_DOCUMENTO FUENTE_.
La oposición no puede seguir haciendo
equilibrios sobre la cuerda del rechazo popular que entre otras razones nos ha
traído a este desmadre político, que se manifestó en el rechazo casi absoluto
de los venezolanos a los partidos de oposición y sus líderes, junto a los del
gobierno.
Vivimos el más frágil y peligroso
desequilibrio cargado de acechanzas. Podemos derivar en una dictadura abierta
al estilo cubano, si Maduro avanza más en la radicalización ante el caos. Pero
podría pasar otra cosa si ante la realidad de su deslegitimación, después del
fiasco electoral, la estructura del bloque de poder que le sostiene se resquebraja,
y toma conciencia del nivel catastrófico de la situación.
Podría así abrirse de manera
pragmática la tan esperada negociación de un acuerdo que conduzca, sobre la
marcha, a una transición. Impostergable, dada la magnitud de su aislamiento
internacional, el cual aconsejaría, para bien del país —y de la propia supervivencia
democrática de su movimiento— adelantar los pasos en la búsqueda de una
solución definitiva que de una vez por todas encuentre una salida pacífica,
inteligente e imaginativa a esta crisis de gobernabilidad y de gestión.
La hiperinflacion galopante ha
pulverizado todas las barreras “seudoinstitucionales” que este régimen levantó
—el TSJ y la Constituyente—. Como diría el periodista Alan Riding, ha llegado
el momento de un cambio drástico en Venezuela.

_ENTRADAS DE DATOS_.
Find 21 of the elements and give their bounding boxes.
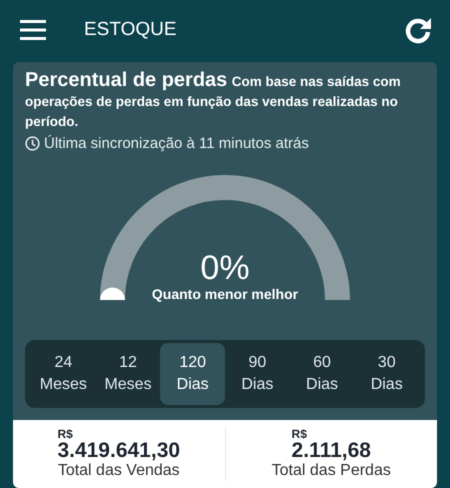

...

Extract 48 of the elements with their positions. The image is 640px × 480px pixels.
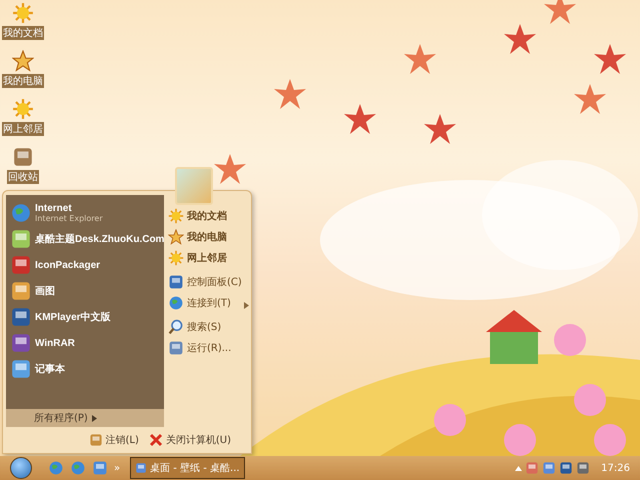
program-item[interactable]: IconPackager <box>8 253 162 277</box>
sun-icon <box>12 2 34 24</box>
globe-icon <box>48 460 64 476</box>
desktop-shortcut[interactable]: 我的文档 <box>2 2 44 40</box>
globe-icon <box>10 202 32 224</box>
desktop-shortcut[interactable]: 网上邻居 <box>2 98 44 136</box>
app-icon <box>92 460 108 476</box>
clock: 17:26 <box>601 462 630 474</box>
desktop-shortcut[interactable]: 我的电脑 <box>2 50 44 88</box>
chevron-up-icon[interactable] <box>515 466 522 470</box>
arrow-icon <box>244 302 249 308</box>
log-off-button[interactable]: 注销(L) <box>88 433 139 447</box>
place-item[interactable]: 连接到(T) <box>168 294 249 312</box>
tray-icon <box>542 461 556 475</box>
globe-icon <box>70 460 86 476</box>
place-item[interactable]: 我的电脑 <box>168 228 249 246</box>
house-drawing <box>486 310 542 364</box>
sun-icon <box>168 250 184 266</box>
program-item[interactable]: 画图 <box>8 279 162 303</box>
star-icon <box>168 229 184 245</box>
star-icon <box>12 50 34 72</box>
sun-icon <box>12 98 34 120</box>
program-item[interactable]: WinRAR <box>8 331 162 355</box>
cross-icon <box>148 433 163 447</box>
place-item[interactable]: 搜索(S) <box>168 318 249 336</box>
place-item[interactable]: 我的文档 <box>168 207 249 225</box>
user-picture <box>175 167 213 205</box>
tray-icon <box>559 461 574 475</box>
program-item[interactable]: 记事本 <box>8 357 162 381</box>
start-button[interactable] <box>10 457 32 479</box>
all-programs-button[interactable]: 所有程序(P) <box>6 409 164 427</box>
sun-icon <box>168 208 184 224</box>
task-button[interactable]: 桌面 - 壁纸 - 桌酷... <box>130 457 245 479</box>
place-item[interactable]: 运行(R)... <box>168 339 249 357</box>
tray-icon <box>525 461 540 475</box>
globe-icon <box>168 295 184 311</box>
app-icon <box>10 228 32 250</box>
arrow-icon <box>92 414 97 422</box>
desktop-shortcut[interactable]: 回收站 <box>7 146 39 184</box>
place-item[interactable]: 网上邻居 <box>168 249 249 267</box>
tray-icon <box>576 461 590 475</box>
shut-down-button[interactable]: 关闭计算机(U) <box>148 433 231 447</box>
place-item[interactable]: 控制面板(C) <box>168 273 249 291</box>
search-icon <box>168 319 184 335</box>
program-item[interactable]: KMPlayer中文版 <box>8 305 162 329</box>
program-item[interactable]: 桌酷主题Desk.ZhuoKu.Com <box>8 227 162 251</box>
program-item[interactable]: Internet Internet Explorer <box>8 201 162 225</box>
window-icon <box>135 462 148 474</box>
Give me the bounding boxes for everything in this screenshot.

_CONJUNTO DE TAREAS_.
**A.** Reproduzca el fragmento del texto sobre la crisis venezolana que comienza con "La hiperinflacion galopante" y sigue hasta "drástico en Venezuela.", reemplazando "drástico" por "profundo".
**B.** Responda las siguientes preguntas a partir del texto sobre la crisis venezolana:
(i) ¿Al estilo de qué país podría ser la dictadura abierta en la que se podría derivar?
(ii) ¿Cuáles son las barreras "seudoinstitucionales" que, según el texto, levantó el régimen?
(iii) ¿Qué periodista se cita en el texto?
**C.** Traduzca al inglés la oración "Vivimos el más frágil y peligroso desequilibrio cargado de acechanzas.", tomada del texto sobre la crisis venezolana.

_RESPUESTAS POR TAREA_.
**A.**
La hiperinflacion galopante ha
pulverizado todas las barreras “seudoinstitucionales” que este régimen levantó
—el TSJ y la Constituyente—. Como diría el periodista Alan Riding, ha llegado
el momento de un cambio profundo en Venezuela.

**B.**
(i) Al estilo cubano.
(ii) El TSJ y la Constituyente.
(iii) Alan Riding.

**C.** We are living through the most fragile and dangerous imbalance, fraught with threats.